Short task.
Tell how many lines in the data below hold the string "ECMWF"; give nothing but the number.

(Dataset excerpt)

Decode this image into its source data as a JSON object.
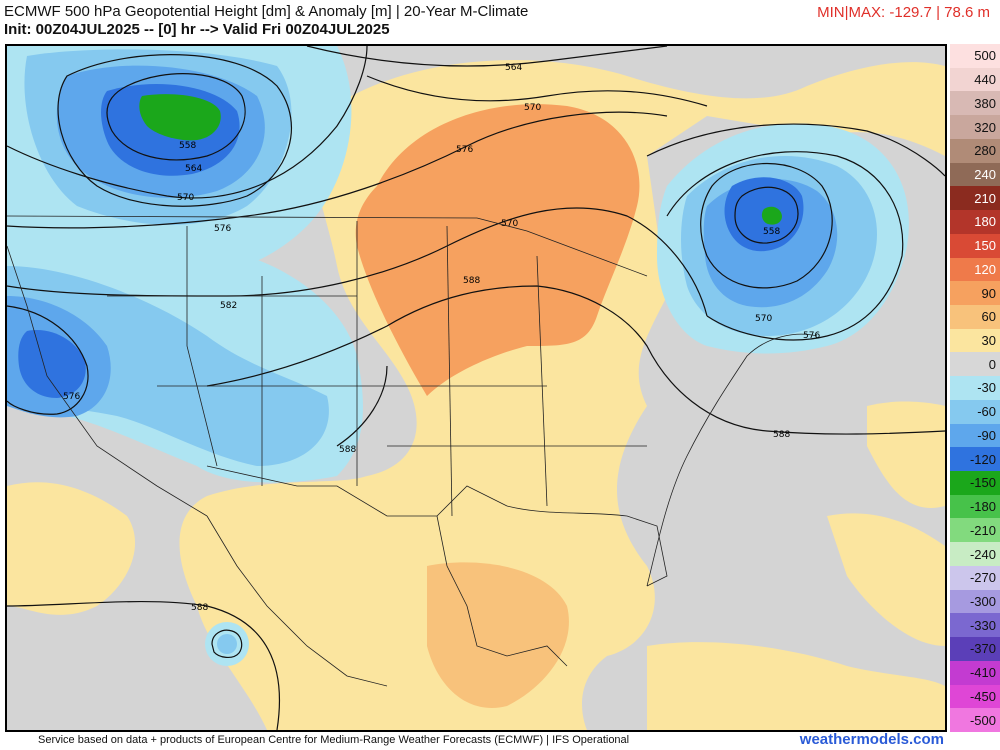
{
  "header": {
    "title": "ECMWF 500 hPa Geopotential Height [dm] & Anomaly [m] | 20-Year M-Climate",
    "subtitle": "Init: 00Z04JUL2025 -- [0] hr --> Valid Fri 00Z04JUL2025",
    "minmax": "MIN|MAX: -129.7 | 78.6 m"
  },
  "footer": {
    "credit": "Service based on data + products of European Centre for Medium-Range Weather Forecasts (ECMWF) | IFS Operational",
    "brand": "weathermodels.com"
  },
  "contour_labels": [
    "564",
    "570",
    "576",
    "558",
    "564",
    "570",
    "576",
    "582",
    "576",
    "570",
    "582",
    "588",
    "558",
    "570",
    "576",
    "588",
    "588",
    "588"
  ],
  "legend": {
    "values": [
      "500",
      "440",
      "380",
      "320",
      "280",
      "240",
      "210",
      "180",
      "150",
      "120",
      "90",
      "60",
      "30",
      "0",
      "-30",
      "-60",
      "-90",
      "-120",
      "-150",
      "-180",
      "-210",
      "-240",
      "-270",
      "-300",
      "-330",
      "-370",
      "-410",
      "-450",
      "-500"
    ],
    "colors": [
      "#fde0e0",
      "#f2d4d2",
      "#d8b9b4",
      "#c9a79d",
      "#b08b77",
      "#8f6a57",
      "#8b2b1f",
      "#b3352a",
      "#d94a35",
      "#ef7a4a",
      "#f6a15f",
      "#f8c27b",
      "#fbe59f",
      "#d7d7d7",
      "#aee4f2",
      "#85c9ef",
      "#5ea7ec",
      "#2f73df",
      "#1ba71b",
      "#47c24a",
      "#82da7e",
      "#c8ecc4",
      "#ccc6ec",
      "#a69ae0",
      "#7b68d0",
      "#5b3fb8",
      "#c33bd1",
      "#df46d6",
      "#f077e0"
    ]
  },
  "colors": {
    "ocean_neutral": "#d4d4d4",
    "warm_anomaly": "#fbe59f",
    "strong_warm": "#f6a15f",
    "cold_anomaly": "#aee4f2",
    "strong_cold": "#2f73df",
    "extreme_cold": "#1ba71b"
  }
}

Result for this exercise.
2